→ Task requirements: Return each line of the records below unchanged, keeping every character and the original order.
[start Exercise inputs]
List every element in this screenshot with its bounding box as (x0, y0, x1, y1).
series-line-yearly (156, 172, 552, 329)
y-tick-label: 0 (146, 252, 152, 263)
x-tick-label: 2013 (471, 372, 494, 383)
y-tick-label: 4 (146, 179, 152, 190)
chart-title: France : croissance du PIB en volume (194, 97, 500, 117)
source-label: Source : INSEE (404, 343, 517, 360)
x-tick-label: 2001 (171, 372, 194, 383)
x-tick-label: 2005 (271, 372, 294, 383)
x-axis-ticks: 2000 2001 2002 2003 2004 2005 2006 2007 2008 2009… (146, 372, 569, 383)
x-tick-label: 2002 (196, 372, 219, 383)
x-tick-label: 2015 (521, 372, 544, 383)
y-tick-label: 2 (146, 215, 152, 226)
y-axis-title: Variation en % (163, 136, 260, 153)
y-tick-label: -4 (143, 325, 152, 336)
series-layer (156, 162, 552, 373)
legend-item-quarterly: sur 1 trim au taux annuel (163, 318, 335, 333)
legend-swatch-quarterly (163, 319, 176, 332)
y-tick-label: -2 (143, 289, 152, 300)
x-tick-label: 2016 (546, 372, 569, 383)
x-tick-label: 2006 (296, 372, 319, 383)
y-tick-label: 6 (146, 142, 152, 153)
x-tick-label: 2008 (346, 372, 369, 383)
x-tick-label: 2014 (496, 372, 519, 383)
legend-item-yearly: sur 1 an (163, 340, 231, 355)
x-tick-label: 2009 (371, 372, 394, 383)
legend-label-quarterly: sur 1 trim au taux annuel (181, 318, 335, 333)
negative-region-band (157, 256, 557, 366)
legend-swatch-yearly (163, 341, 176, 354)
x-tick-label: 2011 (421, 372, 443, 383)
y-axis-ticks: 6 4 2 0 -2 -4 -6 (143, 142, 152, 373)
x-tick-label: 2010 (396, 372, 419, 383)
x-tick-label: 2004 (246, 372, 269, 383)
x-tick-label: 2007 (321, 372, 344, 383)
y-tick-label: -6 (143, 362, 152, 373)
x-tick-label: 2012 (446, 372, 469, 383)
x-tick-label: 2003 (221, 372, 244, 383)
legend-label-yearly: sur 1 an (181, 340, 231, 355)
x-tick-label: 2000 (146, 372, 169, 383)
[end Exercise inputs]
→ Result of the exercise:
List every element in this screenshot with its bounding box as (x0, y0, x1, y1).
series-line-yearly (156, 172, 552, 329)
y-tick-label: 0 (146, 252, 152, 263)
x-tick-label: 2013 (471, 372, 494, 383)
y-tick-label: 4 (146, 179, 152, 190)
chart-title: France : croissance du PIB en volume (194, 97, 500, 117)
source-label: Source : INSEE (404, 343, 517, 360)
x-tick-label: 2001 (171, 372, 194, 383)
x-tick-label: 2005 (271, 372, 294, 383)
x-axis-ticks: 2000 2001 2002 2003 2004 2005 2006 2007 2008 2009… (146, 372, 569, 383)
x-tick-label: 2002 (196, 372, 219, 383)
x-tick-label: 2015 (521, 372, 544, 383)
y-tick-label: 2 (146, 215, 152, 226)
y-axis-title: Variation en % (163, 136, 260, 153)
y-tick-label: -4 (143, 325, 152, 336)
series-layer (156, 162, 552, 373)
legend-item-quarterly: sur 1 trim au taux annuel (163, 318, 335, 333)
legend-swatch-quarterly (163, 319, 176, 332)
y-tick-label: -2 (143, 289, 152, 300)
x-tick-label: 2016 (546, 372, 569, 383)
x-tick-label: 2006 (296, 372, 319, 383)
y-tick-label: 6 (146, 142, 152, 153)
x-tick-label: 2008 (346, 372, 369, 383)
x-tick-label: 2014 (496, 372, 519, 383)
legend-item-yearly: sur 1 an (163, 340, 231, 355)
x-tick-label: 2009 (371, 372, 394, 383)
legend-label-quarterly: sur 1 trim au taux annuel (181, 318, 335, 333)
negative-region-band (157, 256, 557, 366)
legend-swatch-yearly (163, 341, 176, 354)
x-tick-label: 2011 (421, 372, 443, 383)
y-axis-ticks: 6 4 2 0 -2 -4 -6 (143, 142, 152, 373)
x-tick-label: 2010 (396, 372, 419, 383)
x-tick-label: 2004 (246, 372, 269, 383)
x-tick-label: 2007 (321, 372, 344, 383)
y-tick-label: -6 (143, 362, 152, 373)
x-tick-label: 2012 (446, 372, 469, 383)
x-tick-label: 2003 (221, 372, 244, 383)
legend-label-yearly: sur 1 an (181, 340, 231, 355)
x-tick-label: 2000 (146, 372, 169, 383)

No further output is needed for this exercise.